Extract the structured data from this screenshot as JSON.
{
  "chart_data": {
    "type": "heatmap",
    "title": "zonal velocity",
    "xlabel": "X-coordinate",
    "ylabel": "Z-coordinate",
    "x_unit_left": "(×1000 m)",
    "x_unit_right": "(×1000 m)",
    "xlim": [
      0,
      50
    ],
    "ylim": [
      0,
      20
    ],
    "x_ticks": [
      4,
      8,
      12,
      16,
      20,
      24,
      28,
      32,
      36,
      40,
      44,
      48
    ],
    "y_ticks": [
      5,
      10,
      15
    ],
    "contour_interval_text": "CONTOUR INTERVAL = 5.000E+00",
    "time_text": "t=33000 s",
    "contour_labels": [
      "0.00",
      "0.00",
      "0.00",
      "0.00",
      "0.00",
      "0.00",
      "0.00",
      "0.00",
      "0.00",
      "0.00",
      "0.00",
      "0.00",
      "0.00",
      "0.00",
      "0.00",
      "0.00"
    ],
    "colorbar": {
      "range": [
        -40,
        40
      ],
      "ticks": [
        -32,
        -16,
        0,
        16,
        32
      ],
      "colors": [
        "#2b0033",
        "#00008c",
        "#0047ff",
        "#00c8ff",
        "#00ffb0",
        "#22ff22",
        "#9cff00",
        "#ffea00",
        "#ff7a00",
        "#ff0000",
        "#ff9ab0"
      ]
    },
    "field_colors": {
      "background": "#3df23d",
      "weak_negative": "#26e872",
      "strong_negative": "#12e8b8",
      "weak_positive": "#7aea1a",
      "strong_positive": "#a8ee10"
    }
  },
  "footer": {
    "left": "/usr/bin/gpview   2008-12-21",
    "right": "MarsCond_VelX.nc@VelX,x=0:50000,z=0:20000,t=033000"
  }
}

___

THE TASK: Give back each line above precisely as it stands.

RESULT OF THIS TASK:
Extract the structured data from this screenshot as JSON.
{
  "chart_data": {
    "type": "heatmap",
    "title": "zonal velocity",
    "xlabel": "X-coordinate",
    "ylabel": "Z-coordinate",
    "x_unit_left": "(×1000 m)",
    "x_unit_right": "(×1000 m)",
    "xlim": [
      0,
      50
    ],
    "ylim": [
      0,
      20
    ],
    "x_ticks": [
      4,
      8,
      12,
      16,
      20,
      24,
      28,
      32,
      36,
      40,
      44,
      48
    ],
    "y_ticks": [
      5,
      10,
      15
    ],
    "contour_interval_text": "CONTOUR INTERVAL = 5.000E+00",
    "time_text": "t=33000 s",
    "contour_labels": [
      "0.00",
      "0.00",
      "0.00",
      "0.00",
      "0.00",
      "0.00",
      "0.00",
      "0.00",
      "0.00",
      "0.00",
      "0.00",
      "0.00",
      "0.00",
      "0.00",
      "0.00",
      "0.00"
    ],
    "colorbar": {
      "range": [
        -40,
        40
      ],
      "ticks": [
        -32,
        -16,
        0,
        16,
        32
      ],
      "colors": [
        "#2b0033",
        "#00008c",
        "#0047ff",
        "#00c8ff",
        "#00ffb0",
        "#22ff22",
        "#9cff00",
        "#ffea00",
        "#ff7a00",
        "#ff0000",
        "#ff9ab0"
      ]
    },
    "field_colors": {
      "background": "#3df23d",
      "weak_negative": "#26e872",
      "strong_negative": "#12e8b8",
      "weak_positive": "#7aea1a",
      "strong_positive": "#a8ee10"
    }
  },
  "footer": {
    "left": "/usr/bin/gpview   2008-12-21",
    "right": "MarsCond_VelX.nc@VelX,x=0:50000,z=0:20000,t=033000"
  }
}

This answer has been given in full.